Exercise aim
Copy each line of the material below that includes the string "Detector".

• • • •

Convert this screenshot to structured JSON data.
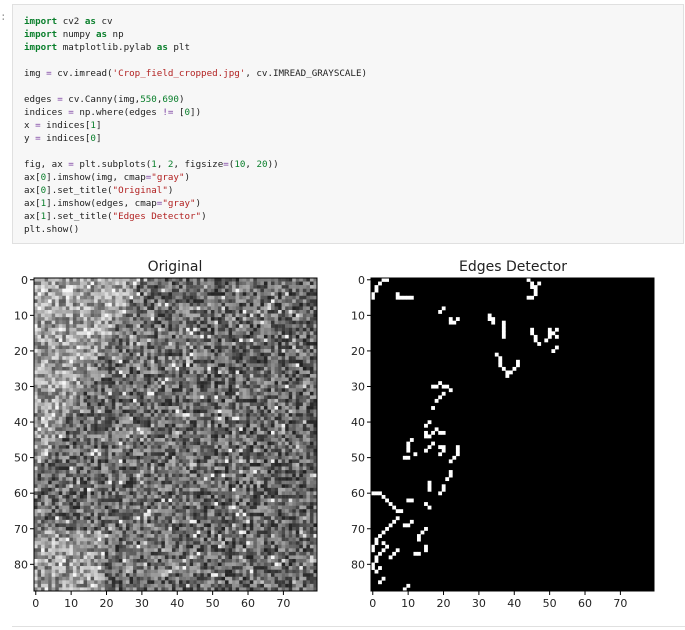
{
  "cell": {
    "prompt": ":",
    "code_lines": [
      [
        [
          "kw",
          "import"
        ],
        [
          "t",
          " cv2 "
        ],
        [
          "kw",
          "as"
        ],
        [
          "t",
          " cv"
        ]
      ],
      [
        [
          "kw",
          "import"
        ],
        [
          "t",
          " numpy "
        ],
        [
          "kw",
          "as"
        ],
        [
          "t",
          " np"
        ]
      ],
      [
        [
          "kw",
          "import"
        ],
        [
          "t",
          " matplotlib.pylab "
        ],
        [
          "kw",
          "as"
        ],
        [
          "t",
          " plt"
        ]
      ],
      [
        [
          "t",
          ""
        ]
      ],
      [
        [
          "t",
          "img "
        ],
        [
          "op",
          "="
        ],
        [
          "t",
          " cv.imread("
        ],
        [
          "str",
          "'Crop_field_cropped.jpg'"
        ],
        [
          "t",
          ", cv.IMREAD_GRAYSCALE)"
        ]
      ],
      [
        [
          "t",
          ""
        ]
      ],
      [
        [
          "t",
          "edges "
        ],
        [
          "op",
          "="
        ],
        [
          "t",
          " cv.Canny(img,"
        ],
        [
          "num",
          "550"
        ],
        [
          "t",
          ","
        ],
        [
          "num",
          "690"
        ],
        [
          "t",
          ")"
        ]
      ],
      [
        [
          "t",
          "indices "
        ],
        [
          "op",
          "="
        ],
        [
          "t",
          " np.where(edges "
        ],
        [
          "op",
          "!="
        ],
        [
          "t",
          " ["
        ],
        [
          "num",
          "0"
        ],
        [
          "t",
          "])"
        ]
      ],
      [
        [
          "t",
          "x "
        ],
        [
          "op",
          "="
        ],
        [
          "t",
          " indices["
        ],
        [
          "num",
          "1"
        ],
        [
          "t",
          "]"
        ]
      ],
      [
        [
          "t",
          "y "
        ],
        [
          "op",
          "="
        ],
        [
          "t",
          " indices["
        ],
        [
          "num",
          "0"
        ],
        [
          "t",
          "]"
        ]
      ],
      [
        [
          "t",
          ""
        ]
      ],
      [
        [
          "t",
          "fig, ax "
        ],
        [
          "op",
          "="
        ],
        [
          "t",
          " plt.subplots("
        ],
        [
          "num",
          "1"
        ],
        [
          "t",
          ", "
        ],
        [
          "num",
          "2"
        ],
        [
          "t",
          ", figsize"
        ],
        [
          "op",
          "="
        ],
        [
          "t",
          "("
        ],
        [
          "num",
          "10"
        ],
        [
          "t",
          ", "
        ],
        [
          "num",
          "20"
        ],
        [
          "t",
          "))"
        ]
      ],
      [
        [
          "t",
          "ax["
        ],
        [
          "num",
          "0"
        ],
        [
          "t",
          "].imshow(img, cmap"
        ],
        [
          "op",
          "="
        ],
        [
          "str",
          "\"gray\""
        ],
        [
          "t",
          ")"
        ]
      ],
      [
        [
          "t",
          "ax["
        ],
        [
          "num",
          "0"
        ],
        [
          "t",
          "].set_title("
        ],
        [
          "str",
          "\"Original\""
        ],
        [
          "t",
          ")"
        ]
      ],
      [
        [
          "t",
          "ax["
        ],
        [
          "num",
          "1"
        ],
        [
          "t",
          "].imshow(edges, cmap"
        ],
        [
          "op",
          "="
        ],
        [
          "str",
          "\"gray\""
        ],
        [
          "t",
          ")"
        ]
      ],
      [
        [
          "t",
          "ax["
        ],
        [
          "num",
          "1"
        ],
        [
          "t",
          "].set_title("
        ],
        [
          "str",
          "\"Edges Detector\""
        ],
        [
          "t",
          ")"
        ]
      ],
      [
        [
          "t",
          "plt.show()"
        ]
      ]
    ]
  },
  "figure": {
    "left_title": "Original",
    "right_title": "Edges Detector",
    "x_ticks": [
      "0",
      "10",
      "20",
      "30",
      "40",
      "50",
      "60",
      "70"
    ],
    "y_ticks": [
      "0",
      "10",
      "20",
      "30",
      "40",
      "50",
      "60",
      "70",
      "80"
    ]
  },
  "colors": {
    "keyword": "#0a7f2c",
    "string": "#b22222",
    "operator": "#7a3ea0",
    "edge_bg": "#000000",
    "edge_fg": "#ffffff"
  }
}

• • • •

Solution below
          "\"Edges Detector\""
    "right_title": "Edges Detector",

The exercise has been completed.